Write out the entries from the start of the entries through the line containing "data-labels: 37.9% 42.1%", with both ends included, copying each one without changes.

......

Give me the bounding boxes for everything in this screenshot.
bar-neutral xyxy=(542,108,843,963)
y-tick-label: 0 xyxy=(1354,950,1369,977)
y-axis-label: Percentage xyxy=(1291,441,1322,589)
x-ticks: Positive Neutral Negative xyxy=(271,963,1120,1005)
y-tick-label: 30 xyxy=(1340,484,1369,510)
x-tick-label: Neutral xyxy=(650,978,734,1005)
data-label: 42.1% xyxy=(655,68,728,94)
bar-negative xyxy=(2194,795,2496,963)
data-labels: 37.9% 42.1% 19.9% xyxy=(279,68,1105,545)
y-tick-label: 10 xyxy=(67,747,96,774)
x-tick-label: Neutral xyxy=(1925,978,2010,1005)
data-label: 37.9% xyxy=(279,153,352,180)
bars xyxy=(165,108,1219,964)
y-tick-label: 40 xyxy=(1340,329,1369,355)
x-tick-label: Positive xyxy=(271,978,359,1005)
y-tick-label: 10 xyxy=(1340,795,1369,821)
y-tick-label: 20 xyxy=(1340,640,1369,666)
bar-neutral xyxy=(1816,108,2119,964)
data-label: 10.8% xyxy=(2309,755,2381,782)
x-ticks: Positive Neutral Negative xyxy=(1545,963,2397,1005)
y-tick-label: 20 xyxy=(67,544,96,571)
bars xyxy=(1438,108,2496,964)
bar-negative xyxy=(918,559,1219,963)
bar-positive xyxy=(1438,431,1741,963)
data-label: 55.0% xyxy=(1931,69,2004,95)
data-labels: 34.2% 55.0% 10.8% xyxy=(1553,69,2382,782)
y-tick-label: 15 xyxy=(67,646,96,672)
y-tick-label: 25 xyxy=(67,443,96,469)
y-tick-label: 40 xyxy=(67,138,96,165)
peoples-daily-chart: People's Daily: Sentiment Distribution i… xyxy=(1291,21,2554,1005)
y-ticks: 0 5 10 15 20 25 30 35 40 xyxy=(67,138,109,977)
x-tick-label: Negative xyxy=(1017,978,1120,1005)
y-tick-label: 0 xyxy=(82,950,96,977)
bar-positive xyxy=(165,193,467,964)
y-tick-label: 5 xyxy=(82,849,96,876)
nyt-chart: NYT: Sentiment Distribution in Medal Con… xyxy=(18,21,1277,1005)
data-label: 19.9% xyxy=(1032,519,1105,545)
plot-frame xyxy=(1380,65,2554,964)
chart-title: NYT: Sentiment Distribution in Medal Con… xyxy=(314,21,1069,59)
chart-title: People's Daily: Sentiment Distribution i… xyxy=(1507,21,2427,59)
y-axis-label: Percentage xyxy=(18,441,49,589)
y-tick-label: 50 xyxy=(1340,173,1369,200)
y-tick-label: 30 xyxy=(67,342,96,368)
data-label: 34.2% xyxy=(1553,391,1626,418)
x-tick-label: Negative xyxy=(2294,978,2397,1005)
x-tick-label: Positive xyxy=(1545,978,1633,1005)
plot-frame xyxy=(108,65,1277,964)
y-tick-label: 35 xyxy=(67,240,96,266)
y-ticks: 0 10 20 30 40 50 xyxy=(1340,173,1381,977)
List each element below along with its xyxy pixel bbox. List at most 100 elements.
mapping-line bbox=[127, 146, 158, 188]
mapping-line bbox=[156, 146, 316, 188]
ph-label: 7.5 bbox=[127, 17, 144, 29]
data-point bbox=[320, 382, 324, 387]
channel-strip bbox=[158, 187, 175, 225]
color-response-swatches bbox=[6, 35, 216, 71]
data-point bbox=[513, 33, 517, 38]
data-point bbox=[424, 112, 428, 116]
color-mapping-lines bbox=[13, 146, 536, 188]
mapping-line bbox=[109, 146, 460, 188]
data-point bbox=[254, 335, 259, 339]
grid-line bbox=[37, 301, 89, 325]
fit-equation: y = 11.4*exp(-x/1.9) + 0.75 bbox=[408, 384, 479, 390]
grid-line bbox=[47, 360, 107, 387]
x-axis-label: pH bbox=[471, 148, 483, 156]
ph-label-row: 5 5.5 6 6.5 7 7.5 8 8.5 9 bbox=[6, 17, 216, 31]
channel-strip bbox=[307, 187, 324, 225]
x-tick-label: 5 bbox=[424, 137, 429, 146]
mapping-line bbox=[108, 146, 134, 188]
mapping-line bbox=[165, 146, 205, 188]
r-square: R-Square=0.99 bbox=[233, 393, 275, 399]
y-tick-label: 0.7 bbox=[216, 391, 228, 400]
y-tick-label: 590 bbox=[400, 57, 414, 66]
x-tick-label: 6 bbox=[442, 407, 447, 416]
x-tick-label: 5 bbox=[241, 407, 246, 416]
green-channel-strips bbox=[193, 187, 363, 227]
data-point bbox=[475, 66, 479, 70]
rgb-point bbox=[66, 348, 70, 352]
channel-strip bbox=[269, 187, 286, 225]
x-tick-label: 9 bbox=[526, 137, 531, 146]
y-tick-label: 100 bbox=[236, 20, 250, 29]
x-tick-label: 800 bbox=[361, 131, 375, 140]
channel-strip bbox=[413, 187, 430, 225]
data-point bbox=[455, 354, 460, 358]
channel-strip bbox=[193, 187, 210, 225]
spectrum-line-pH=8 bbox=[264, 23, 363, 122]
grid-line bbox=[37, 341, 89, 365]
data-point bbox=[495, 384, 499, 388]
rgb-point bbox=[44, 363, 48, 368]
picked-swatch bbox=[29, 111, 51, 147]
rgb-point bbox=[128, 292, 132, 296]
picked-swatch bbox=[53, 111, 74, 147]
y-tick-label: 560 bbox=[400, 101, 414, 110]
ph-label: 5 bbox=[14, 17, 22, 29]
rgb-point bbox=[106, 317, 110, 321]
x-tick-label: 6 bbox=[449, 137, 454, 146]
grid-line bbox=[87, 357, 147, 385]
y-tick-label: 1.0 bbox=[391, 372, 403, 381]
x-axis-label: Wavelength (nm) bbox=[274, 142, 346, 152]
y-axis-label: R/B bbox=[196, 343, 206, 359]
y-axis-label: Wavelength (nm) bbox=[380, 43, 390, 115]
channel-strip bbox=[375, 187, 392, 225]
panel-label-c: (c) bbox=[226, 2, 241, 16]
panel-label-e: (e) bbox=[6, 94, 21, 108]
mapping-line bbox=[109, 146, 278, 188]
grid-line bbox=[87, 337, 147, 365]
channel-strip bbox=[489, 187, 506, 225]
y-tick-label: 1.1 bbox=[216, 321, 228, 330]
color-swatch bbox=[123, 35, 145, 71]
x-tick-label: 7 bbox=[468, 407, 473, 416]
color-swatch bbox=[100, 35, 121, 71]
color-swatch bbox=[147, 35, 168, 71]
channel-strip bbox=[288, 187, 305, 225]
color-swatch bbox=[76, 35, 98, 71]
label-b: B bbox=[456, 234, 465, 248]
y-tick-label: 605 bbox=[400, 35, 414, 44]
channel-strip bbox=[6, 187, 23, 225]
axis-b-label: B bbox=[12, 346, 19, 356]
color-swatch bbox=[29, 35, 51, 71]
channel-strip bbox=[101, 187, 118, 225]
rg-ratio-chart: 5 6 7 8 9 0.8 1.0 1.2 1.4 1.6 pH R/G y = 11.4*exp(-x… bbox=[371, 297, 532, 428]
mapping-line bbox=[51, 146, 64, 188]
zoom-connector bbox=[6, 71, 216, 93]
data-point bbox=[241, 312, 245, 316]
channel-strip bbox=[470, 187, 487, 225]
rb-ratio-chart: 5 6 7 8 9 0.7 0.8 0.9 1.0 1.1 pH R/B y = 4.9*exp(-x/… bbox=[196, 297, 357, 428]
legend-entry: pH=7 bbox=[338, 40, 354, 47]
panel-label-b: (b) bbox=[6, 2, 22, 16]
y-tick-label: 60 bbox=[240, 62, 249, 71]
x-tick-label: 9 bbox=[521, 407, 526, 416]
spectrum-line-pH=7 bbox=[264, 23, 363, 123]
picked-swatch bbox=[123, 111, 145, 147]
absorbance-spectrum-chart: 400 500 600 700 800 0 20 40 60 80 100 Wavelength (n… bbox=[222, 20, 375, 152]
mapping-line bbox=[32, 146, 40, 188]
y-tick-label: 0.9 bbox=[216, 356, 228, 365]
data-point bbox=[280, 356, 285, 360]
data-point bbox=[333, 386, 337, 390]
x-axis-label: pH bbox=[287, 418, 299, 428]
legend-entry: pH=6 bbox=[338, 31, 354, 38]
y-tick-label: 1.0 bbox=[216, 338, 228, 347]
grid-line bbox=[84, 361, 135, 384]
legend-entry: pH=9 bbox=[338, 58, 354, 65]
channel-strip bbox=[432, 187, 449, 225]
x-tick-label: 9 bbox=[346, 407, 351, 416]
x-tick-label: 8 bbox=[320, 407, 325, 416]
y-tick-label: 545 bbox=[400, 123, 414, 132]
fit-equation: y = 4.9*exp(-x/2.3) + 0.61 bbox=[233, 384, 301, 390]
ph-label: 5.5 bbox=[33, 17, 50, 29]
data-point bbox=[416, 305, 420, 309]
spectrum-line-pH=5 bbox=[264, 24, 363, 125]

......

_RESPONSE BELOW_.
Give me the bounding boxes for everything in this screenshot.
bar-neutral xyxy=(542,108,843,963)
y-tick-label: 0 xyxy=(1354,950,1369,977)
y-axis-label: Percentage xyxy=(1291,441,1322,589)
x-ticks: Positive Neutral Negative xyxy=(271,963,1120,1005)
y-tick-label: 30 xyxy=(1340,484,1369,510)
x-tick-label: Neutral xyxy=(650,978,734,1005)
data-label: 42.1% xyxy=(655,68,728,94)
bar-negative xyxy=(2194,795,2496,963)
data-labels: 37.9% 42.1% 19.9% xyxy=(279,68,1105,545)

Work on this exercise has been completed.